**Exercise task**. You are to retype all of the data exactly as it appears.

**Raw records**.
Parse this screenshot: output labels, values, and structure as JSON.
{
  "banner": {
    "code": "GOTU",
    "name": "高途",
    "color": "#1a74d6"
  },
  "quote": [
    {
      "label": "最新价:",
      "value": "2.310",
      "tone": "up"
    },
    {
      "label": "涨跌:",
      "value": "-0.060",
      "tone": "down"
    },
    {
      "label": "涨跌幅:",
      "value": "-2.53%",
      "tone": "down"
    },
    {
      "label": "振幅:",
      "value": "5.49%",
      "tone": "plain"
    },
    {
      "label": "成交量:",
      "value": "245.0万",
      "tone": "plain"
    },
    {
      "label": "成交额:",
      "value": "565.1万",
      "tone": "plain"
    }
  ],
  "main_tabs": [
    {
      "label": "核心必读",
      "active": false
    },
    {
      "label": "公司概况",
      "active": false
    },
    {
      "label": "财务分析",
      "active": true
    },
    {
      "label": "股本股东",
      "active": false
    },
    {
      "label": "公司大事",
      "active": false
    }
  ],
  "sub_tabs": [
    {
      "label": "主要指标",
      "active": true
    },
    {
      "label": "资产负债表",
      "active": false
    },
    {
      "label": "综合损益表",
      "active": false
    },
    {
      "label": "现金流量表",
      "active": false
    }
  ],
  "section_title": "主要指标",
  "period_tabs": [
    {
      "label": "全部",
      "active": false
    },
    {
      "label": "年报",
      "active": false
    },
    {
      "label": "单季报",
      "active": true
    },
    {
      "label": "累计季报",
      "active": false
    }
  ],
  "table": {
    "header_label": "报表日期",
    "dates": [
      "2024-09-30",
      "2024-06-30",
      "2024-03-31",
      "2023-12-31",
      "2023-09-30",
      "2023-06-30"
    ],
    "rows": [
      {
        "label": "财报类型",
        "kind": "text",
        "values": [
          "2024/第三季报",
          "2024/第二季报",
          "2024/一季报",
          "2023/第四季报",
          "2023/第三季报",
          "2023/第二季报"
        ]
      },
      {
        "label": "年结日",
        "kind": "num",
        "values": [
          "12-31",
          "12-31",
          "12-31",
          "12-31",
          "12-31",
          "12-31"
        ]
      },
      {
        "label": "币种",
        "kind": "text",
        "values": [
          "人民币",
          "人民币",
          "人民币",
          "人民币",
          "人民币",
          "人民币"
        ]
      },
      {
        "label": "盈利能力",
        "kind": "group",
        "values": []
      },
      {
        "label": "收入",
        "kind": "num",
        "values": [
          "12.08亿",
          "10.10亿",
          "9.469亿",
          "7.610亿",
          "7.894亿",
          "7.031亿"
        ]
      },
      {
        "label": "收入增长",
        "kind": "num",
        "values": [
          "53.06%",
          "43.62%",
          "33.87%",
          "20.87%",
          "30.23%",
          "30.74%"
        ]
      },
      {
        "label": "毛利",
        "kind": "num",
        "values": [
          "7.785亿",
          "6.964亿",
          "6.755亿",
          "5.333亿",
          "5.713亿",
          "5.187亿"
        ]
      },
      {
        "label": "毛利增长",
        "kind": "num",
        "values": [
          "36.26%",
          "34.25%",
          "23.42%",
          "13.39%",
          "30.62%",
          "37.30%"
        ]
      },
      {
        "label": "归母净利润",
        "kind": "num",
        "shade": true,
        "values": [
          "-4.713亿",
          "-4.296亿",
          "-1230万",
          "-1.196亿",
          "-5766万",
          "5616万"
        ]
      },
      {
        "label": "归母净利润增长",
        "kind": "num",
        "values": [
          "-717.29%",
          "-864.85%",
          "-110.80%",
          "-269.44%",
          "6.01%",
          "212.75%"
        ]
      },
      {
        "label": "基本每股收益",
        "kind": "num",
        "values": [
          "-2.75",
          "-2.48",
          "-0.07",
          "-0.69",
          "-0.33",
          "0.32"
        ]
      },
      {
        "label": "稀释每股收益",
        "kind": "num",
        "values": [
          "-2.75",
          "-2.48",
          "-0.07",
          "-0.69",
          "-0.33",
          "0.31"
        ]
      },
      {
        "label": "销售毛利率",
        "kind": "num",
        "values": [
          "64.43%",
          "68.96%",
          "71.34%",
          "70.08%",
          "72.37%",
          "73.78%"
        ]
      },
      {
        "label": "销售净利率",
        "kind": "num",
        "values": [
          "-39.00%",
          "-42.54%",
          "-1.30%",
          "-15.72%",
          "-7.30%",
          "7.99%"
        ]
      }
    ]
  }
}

**Task output**.
Parse this screenshot: output labels, values, and structure as JSON.
{
  "banner": {
    "code": "GOTU",
    "name": "高途",
    "color": "#1a74d6"
  },
  "quote": [
    {
      "label": "最新价:",
      "value": "2.310",
      "tone": "up"
    },
    {
      "label": "涨跌:",
      "value": "-0.060",
      "tone": "down"
    },
    {
      "label": "涨跌幅:",
      "value": "-2.53%",
      "tone": "down"
    },
    {
      "label": "振幅:",
      "value": "5.49%",
      "tone": "plain"
    },
    {
      "label": "成交量:",
      "value": "245.0万",
      "tone": "plain"
    },
    {
      "label": "成交额:",
      "value": "565.1万",
      "tone": "plain"
    }
  ],
  "main_tabs": [
    {
      "label": "核心必读",
      "active": false
    },
    {
      "label": "公司概况",
      "active": false
    },
    {
      "label": "财务分析",
      "active": true
    },
    {
      "label": "股本股东",
      "active": false
    },
    {
      "label": "公司大事",
      "active": false
    }
  ],
  "sub_tabs": [
    {
      "label": "主要指标",
      "active": true
    },
    {
      "label": "资产负债表",
      "active": false
    },
    {
      "label": "综合损益表",
      "active": false
    },
    {
      "label": "现金流量表",
      "active": false
    }
  ],
  "section_title": "主要指标",
  "period_tabs": [
    {
      "label": "全部",
      "active": false
    },
    {
      "label": "年报",
      "active": false
    },
    {
      "label": "单季报",
      "active": true
    },
    {
      "label": "累计季报",
      "active": false
    }
  ],
  "table": {
    "header_label": "报表日期",
    "dates": [
      "2024-09-30",
      "2024-06-30",
      "2024-03-31",
      "2023-12-31",
      "2023-09-30",
      "2023-06-30"
    ],
    "rows": [
      {
        "label": "财报类型",
        "kind": "text",
        "values": [
          "2024/第三季报",
          "2024/第二季报",
          "2024/一季报",
          "2023/第四季报",
          "2023/第三季报",
          "2023/第二季报"
        ]
      },
      {
        "label": "年结日",
        "kind": "num",
        "values": [
          "12-31",
          "12-31",
          "12-31",
          "12-31",
          "12-31",
          "12-31"
        ]
      },
      {
        "label": "币种",
        "kind": "text",
        "values": [
          "人民币",
          "人民币",
          "人民币",
          "人民币",
          "人民币",
          "人民币"
        ]
      },
      {
        "label": "盈利能力",
        "kind": "group",
        "values": []
      },
      {
        "label": "收入",
        "kind": "num",
        "values": [
          "12.08亿",
          "10.10亿",
          "9.469亿",
          "7.610亿",
          "7.894亿",
          "7.031亿"
        ]
      },
      {
        "label": "收入增长",
        "kind": "num",
        "values": [
          "53.06%",
          "43.62%",
          "33.87%",
          "20.87%",
          "30.23%",
          "30.74%"
        ]
      },
      {
        "label": "毛利",
        "kind": "num",
        "values": [
          "7.785亿",
          "6.964亿",
          "6.755亿",
          "5.333亿",
          "5.713亿",
          "5.187亿"
        ]
      },
      {
        "label": "毛利增长",
        "kind": "num",
        "values": [
          "36.26%",
          "34.25%",
          "23.42%",
          "13.39%",
          "30.62%",
          "37.30%"
        ]
      },
      {
        "label": "归母净利润",
        "kind": "num",
        "shade": true,
        "values": [
          "-4.713亿",
          "-4.296亿",
          "-1230万",
          "-1.196亿",
          "-5766万",
          "5616万"
        ]
      },
      {
        "label": "归母净利润增长",
        "kind": "num",
        "values": [
          "-717.29%",
          "-864.85%",
          "-110.80%",
          "-269.44%",
          "6.01%",
          "212.75%"
        ]
      },
      {
        "label": "基本每股收益",
        "kind": "num",
        "values": [
          "-2.75",
          "-2.48",
          "-0.07",
          "-0.69",
          "-0.33",
          "0.32"
        ]
      },
      {
        "label": "稀释每股收益",
        "kind": "num",
        "values": [
          "-2.75",
          "-2.48",
          "-0.07",
          "-0.69",
          "-0.33",
          "0.31"
        ]
      },
      {
        "label": "销售毛利率",
        "kind": "num",
        "values": [
          "64.43%",
          "68.96%",
          "71.34%",
          "70.08%",
          "72.37%",
          "73.78%"
        ]
      },
      {
        "label": "销售净利率",
        "kind": "num",
        "values": [
          "-39.00%",
          "-42.54%",
          "-1.30%",
          "-15.72%",
          "-7.30%",
          "7.99%"
        ]
      }
    ]
  }
}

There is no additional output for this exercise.